WHAT YOU HAVE TO DO
Provide the number of lines containing the word "time", and nothing else.

MATERIAL
════════

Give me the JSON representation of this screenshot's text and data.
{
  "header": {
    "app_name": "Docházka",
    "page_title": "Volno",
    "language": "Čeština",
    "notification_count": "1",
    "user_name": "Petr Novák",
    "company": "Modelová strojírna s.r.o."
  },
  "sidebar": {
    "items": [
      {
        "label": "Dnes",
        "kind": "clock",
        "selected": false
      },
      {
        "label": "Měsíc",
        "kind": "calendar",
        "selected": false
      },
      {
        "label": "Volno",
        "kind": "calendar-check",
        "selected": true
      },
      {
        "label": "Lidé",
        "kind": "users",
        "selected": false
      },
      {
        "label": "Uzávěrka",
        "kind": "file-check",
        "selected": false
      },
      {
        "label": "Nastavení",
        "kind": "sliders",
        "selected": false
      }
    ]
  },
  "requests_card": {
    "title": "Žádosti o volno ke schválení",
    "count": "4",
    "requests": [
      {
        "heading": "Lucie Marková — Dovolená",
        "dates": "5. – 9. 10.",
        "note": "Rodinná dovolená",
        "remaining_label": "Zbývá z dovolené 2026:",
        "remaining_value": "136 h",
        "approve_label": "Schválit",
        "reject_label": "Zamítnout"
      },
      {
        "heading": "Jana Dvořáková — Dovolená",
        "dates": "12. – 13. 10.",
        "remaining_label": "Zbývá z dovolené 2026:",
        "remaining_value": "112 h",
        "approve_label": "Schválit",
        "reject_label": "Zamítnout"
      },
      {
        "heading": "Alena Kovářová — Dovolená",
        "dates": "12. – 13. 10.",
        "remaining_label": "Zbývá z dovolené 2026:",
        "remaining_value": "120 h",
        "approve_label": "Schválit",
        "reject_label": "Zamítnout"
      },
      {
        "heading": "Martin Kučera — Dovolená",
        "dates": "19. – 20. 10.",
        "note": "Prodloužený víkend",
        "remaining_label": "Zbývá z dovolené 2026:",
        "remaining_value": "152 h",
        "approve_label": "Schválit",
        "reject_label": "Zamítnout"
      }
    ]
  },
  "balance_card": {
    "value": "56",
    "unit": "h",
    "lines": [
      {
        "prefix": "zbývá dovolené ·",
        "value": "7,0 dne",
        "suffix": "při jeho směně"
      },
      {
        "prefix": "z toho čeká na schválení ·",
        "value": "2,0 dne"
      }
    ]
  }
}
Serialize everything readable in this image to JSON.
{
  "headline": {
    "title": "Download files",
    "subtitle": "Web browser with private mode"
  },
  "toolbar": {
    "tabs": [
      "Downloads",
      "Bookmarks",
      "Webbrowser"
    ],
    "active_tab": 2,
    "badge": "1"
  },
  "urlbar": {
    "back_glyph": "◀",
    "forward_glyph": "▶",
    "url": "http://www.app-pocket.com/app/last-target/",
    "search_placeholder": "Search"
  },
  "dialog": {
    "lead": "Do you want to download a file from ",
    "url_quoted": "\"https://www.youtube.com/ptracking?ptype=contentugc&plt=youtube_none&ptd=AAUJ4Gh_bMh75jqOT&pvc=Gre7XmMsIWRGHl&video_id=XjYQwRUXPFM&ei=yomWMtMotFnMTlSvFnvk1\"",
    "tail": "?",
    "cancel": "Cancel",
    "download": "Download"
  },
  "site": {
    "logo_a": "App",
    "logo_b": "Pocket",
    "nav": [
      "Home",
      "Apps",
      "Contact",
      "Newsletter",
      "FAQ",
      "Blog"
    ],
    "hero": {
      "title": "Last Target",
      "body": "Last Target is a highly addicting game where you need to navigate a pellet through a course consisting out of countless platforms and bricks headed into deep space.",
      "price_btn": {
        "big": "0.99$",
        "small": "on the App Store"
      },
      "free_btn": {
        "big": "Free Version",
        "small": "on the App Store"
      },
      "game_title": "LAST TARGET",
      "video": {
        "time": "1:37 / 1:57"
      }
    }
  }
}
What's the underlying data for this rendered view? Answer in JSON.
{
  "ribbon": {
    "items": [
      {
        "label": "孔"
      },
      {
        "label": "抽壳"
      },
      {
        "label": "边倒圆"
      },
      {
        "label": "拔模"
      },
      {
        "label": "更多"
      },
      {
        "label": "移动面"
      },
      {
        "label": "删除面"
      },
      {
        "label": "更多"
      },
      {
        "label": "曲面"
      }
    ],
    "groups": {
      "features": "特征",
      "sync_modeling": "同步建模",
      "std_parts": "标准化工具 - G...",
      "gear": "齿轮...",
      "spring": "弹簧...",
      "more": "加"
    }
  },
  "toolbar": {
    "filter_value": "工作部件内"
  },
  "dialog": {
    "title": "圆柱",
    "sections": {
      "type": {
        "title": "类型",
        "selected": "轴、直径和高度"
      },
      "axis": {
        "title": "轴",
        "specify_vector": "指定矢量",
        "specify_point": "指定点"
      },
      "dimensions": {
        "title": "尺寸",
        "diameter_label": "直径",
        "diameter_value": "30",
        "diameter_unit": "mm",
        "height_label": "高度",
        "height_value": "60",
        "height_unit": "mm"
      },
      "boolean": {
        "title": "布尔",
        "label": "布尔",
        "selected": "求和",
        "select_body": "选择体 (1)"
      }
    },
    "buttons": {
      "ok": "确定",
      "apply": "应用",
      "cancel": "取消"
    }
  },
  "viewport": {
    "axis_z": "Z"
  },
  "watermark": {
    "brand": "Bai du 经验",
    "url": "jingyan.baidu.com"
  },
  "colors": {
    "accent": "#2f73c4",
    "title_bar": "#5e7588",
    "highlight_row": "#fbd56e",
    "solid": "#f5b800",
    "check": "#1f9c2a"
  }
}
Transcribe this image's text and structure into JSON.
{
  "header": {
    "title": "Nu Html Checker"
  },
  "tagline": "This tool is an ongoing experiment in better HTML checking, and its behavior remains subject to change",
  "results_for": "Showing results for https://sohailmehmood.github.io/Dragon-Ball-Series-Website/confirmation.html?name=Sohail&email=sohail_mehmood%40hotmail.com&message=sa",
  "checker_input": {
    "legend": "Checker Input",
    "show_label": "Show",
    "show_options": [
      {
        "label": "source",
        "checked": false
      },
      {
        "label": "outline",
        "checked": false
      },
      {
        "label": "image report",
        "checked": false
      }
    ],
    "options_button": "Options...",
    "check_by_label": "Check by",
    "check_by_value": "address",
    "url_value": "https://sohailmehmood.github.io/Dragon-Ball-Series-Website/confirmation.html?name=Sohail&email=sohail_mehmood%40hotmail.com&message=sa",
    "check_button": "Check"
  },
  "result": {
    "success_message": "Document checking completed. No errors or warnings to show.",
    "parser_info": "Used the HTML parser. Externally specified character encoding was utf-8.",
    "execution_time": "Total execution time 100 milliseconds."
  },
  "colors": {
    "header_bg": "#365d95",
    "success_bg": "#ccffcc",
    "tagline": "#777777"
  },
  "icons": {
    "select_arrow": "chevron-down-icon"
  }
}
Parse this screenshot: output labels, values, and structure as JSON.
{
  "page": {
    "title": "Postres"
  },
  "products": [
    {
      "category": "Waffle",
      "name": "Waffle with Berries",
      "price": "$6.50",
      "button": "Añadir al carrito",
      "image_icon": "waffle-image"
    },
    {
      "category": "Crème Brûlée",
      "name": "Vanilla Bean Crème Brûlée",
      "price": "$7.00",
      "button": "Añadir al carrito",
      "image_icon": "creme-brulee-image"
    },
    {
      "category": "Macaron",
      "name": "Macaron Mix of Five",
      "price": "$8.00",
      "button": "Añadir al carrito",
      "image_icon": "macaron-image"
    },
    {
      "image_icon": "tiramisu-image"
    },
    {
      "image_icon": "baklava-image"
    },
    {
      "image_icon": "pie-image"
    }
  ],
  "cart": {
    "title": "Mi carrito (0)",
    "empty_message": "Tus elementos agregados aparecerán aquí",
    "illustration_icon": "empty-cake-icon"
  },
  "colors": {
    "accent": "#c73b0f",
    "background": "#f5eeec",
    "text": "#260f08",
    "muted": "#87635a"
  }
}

════════

EXERCISE OUTPUT
2